» Available records

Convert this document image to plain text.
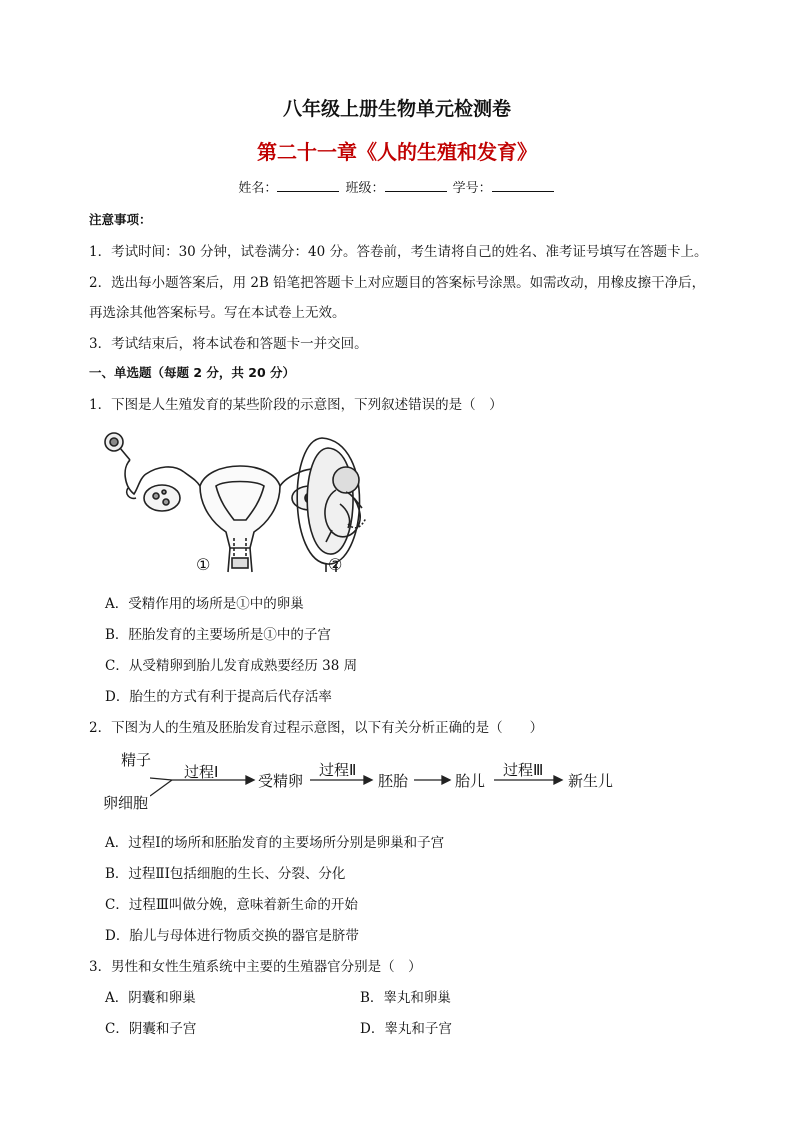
八年级上册生物单元检测卷
第二十一章《人的生殖和发育》
姓名：	班级：	学号：
注意事项：
1．考试时间：30 分钟，试卷满分：40 分。答卷前，考生请将自己的姓名、准考证号填写在答题卡上。
2．选出每小题答案后，用 2B 铅笔把答题卡上对应题目的答案标号涂黑。如需改动，用橡皮擦干净后，
再选涂其他答案标号。写在本试卷上无效。
3．考试结束后，将本试卷和答题卡一并交回。
一、单选题（每题 2 分，共 20 分）
1．下图是人生殖发育的某些阶段的示意图，下列叙述错误的是（　）
①	②
A．受精作用的场所是①中的卵巢
B．胚胎发育的主要场所是①中的子宫
C．从受精卵到胎儿发育成熟要经历 38 周
D．胎生的方式有利于提高后代存活率
2．下图为人的生殖及胚胎发育过程示意图，以下有关分析正确的是（　　）
精子
卵细胞
过程Ⅰ	受精卵
过程Ⅱ
胚胎	胎儿
过程Ⅲ
新生儿
A．过程Ⅰ的场所和胚胎发育的主要场所分别是卵巢和子宫
B．过程ⅡⅠ包括细胞的生长、分裂、分化
C．过程Ⅲ叫做分娩，意味着新生命的开始
D．胎儿与母体进行物质交换的器官是脐带
3．男性和女性生殖系统中主要的生殖器官分别是（　）
A．阴囊和卵巢	B．睾丸和卵巢
C．阴囊和子宫	D．睾丸和子宫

» Given instruction
Reproduce the material above verbatim; omit every picture.

» Task solution
Convert this document image to plain text.
八年级上册生物单元检测卷
第二十一章《人的生殖和发育》
姓名：	班级：	学号：
注意事项：
1．考试时间：30 分钟，试卷满分：40 分。答卷前，考生请将自己的姓名、准考证号填写在答题卡上。
2．选出每小题答案后，用 2B 铅笔把答题卡上对应题目的答案标号涂黑。如需改动，用橡皮擦干净后，
再选涂其他答案标号。写在本试卷上无效。
3．考试结束后，将本试卷和答题卡一并交回。
一、单选题（每题 2 分，共 20 分）
1．下图是人生殖发育的某些阶段的示意图，下列叙述错误的是（　）
①	②
A．受精作用的场所是①中的卵巢
B．胚胎发育的主要场所是①中的子宫
C．从受精卵到胎儿发育成熟要经历 38 周
D．胎生的方式有利于提高后代存活率
2．下图为人的生殖及胚胎发育过程示意图，以下有关分析正确的是（　　）
精子
卵细胞
过程Ⅰ	受精卵
过程Ⅱ
胚胎	胎儿
过程Ⅲ
新生儿
A．过程Ⅰ的场所和胚胎发育的主要场所分别是卵巢和子宫
B．过程ⅡⅠ包括细胞的生长、分裂、分化
C．过程Ⅲ叫做分娩，意味着新生命的开始
D．胎儿与母体进行物质交换的器官是脐带
3．男性和女性生殖系统中主要的生殖器官分别是（　）
A．阴囊和卵巢	B．睾丸和卵巢
C．阴囊和子宫	D．睾丸和子宫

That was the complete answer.